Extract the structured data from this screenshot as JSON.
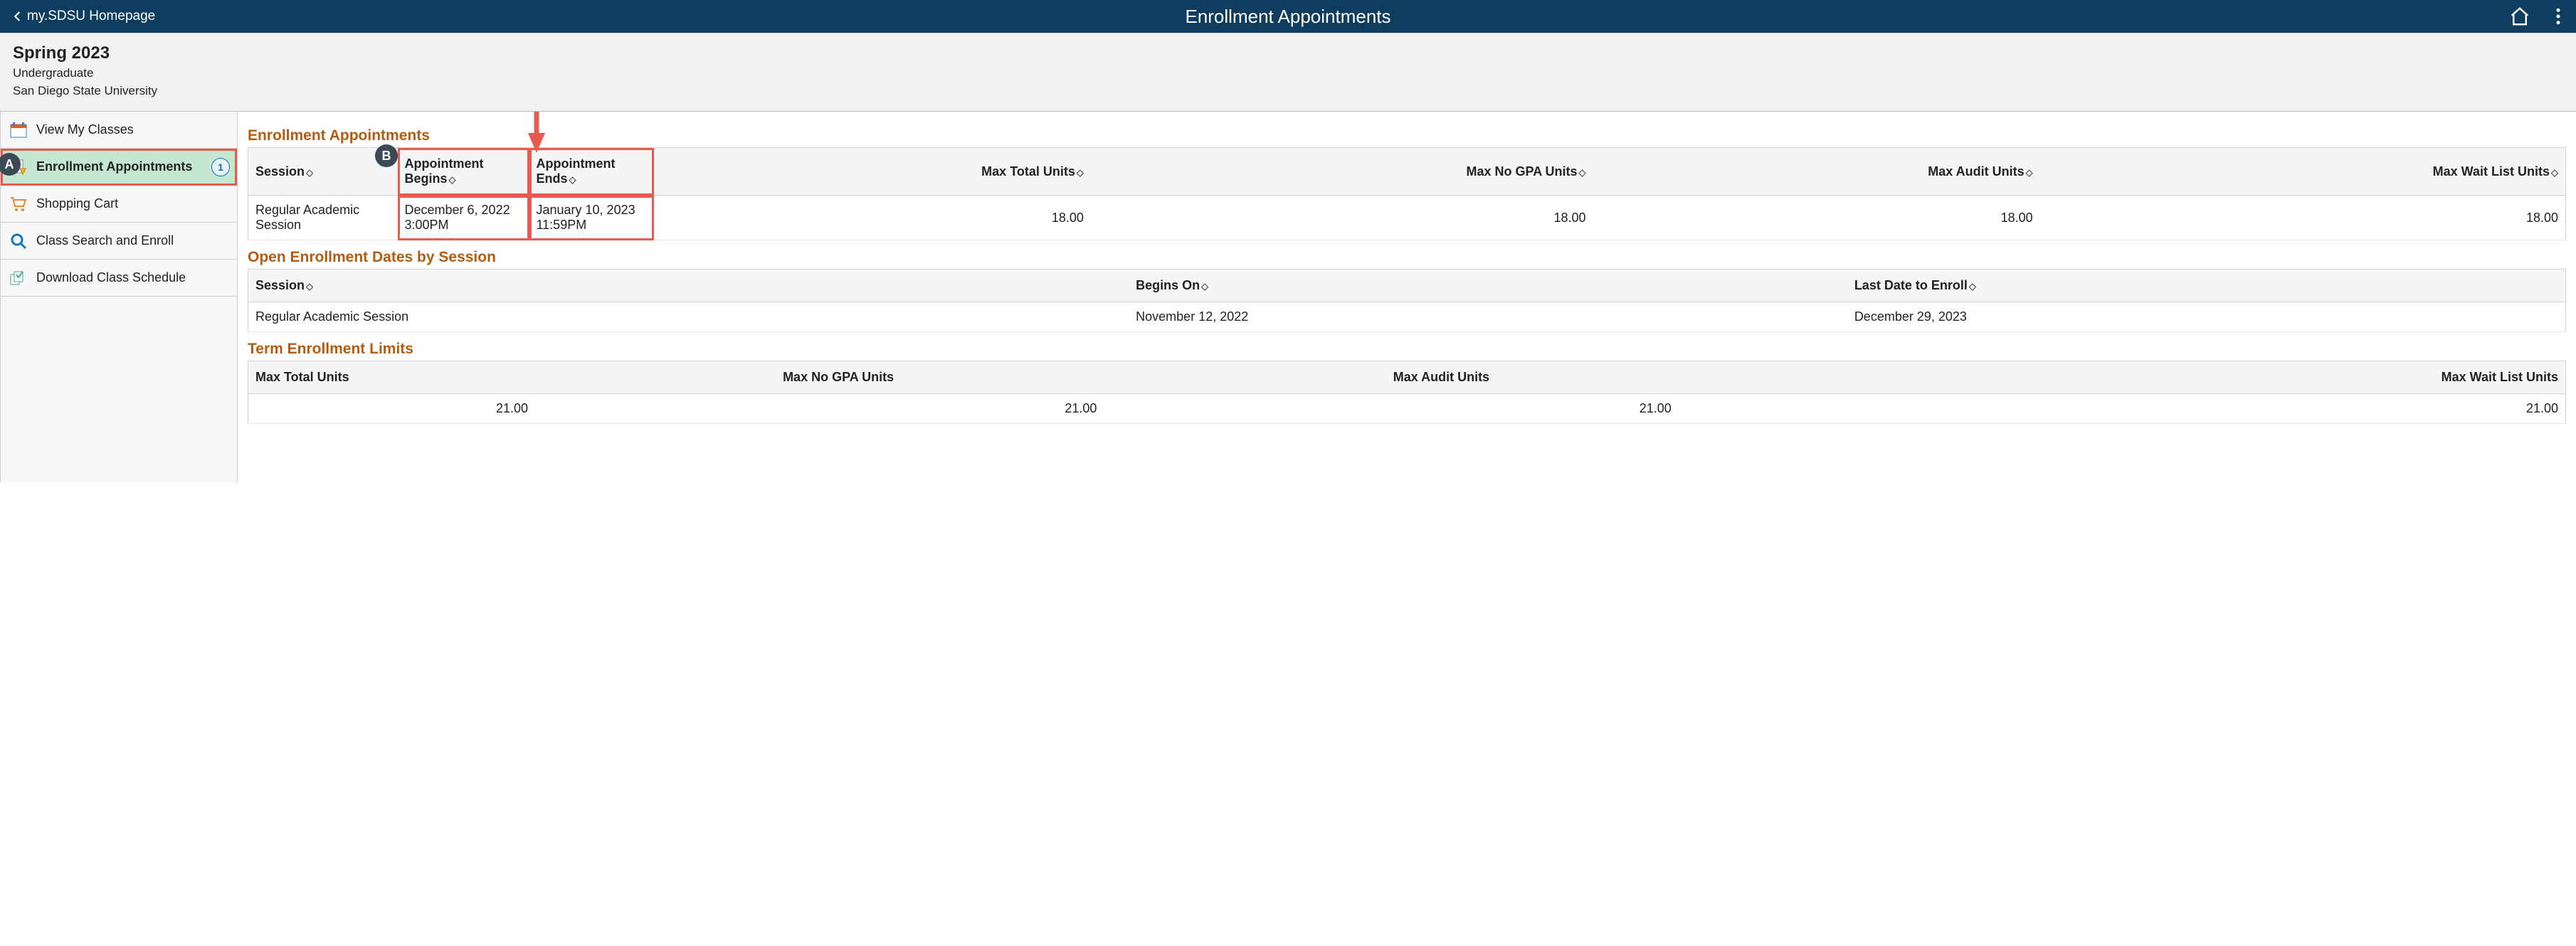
{
  "topbar": {
    "back_label": "my.SDSU Homepage",
    "title": "Enrollment Appointments"
  },
  "context": {
    "term": "Spring 2023",
    "career": "Undergraduate",
    "institution": "San Diego State University"
  },
  "sidebar": {
    "items": [
      {
        "label": "View My Classes"
      },
      {
        "label": "Enrollment Appointments",
        "badge": "1",
        "active": true
      },
      {
        "label": "Shopping Cart"
      },
      {
        "label": "Class Search and Enroll"
      },
      {
        "label": "Download Class Schedule"
      }
    ]
  },
  "sections": {
    "enroll_appts": {
      "title": "Enrollment Appointments",
      "headers": [
        "Session",
        "Appointment Begins",
        "Appointment Ends",
        "Max Total Units",
        "Max No GPA Units",
        "Max Audit Units",
        "Max Wait List Units"
      ],
      "row": {
        "session": "Regular Academic Session",
        "begins_date": "December 6, 2022",
        "begins_time": "3:00PM",
        "ends_date": "January 10, 2023",
        "ends_time": "11:59PM",
        "max_total": "18.00",
        "max_nogpa": "18.00",
        "max_audit": "18.00",
        "max_wait": "18.00"
      }
    },
    "open_enroll": {
      "title": "Open Enrollment Dates by Session",
      "headers": [
        "Session",
        "Begins On",
        "Last Date to Enroll"
      ],
      "row": {
        "session": "Regular Academic Session",
        "begins": "November 12, 2022",
        "last": "December 29, 2023"
      }
    },
    "limits": {
      "title": "Term Enrollment Limits",
      "headers": [
        "Max Total Units",
        "Max No GPA Units",
        "Max Audit Units",
        "Max Wait List Units"
      ],
      "row": {
        "c1": "21.00",
        "c2": "21.00",
        "c3": "21.00",
        "c4": "21.00"
      }
    }
  },
  "annotations": {
    "a": "A",
    "b": "B"
  }
}
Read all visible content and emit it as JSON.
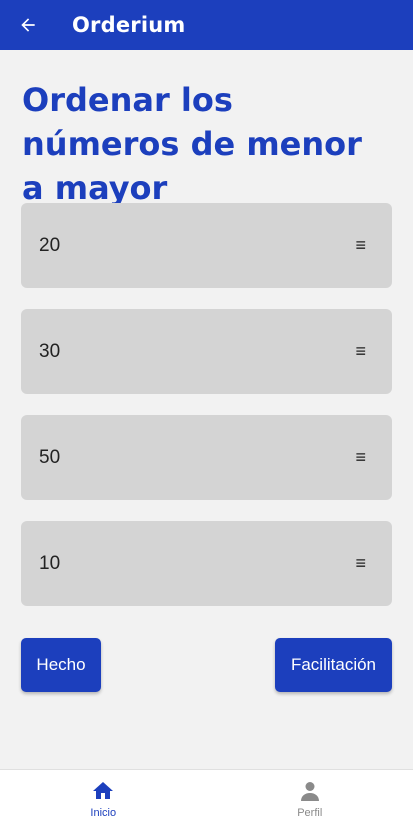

== Stated problem ==
From the entries above, output every line exactly and omit any image.

== Right answer ==
Extract the structured data from this screenshot as JSON.
{
  "topbar": {
    "back_label": "my.SDSU Homepage",
    "title": "Enrollment Appointments"
  },
  "context": {
    "term": "Spring 2023",
    "career": "Undergraduate",
    "institution": "San Diego State University"
  },
  "sidebar": {
    "items": [
      {
        "label": "View My Classes"
      },
      {
        "label": "Enrollment Appointments",
        "badge": "1",
        "active": true
      },
      {
        "label": "Shopping Cart"
      },
      {
        "label": "Class Search and Enroll"
      },
      {
        "label": "Download Class Schedule"
      }
    ]
  },
  "sections": {
    "enroll_appts": {
      "title": "Enrollment Appointments",
      "headers": [
        "Session",
        "Appointment Begins",
        "Appointment Ends",
        "Max Total Units",
        "Max No GPA Units",
        "Max Audit Units",
        "Max Wait List Units"
      ],
      "row": {
        "session": "Regular Academic Session",
        "begins_date": "December 6, 2022",
        "begins_time": "3:00PM",
        "ends_date": "January 10, 2023",
        "ends_time": "11:59PM",
        "max_total": "18.00",
        "max_nogpa": "18.00",
        "max_audit": "18.00",
        "max_wait": "18.00"
      }
    },
    "open_enroll": {
      "title": "Open Enrollment Dates by Session",
      "headers": [
        "Session",
        "Begins On",
        "Last Date to Enroll"
      ],
      "row": {
        "session": "Regular Academic Session",
        "begins": "November 12, 2022",
        "last": "December 29, 2023"
      }
    },
    "limits": {
      "title": "Term Enrollment Limits",
      "headers": [
        "Max Total Units",
        "Max No GPA Units",
        "Max Audit Units",
        "Max Wait List Units"
      ],
      "row": {
        "c1": "21.00",
        "c2": "21.00",
        "c3": "21.00",
        "c4": "21.00"
      }
    }
  },
  "annotations": {
    "a": "A",
    "b": "B"
  }
}
Read all visible content and emit it as JSON.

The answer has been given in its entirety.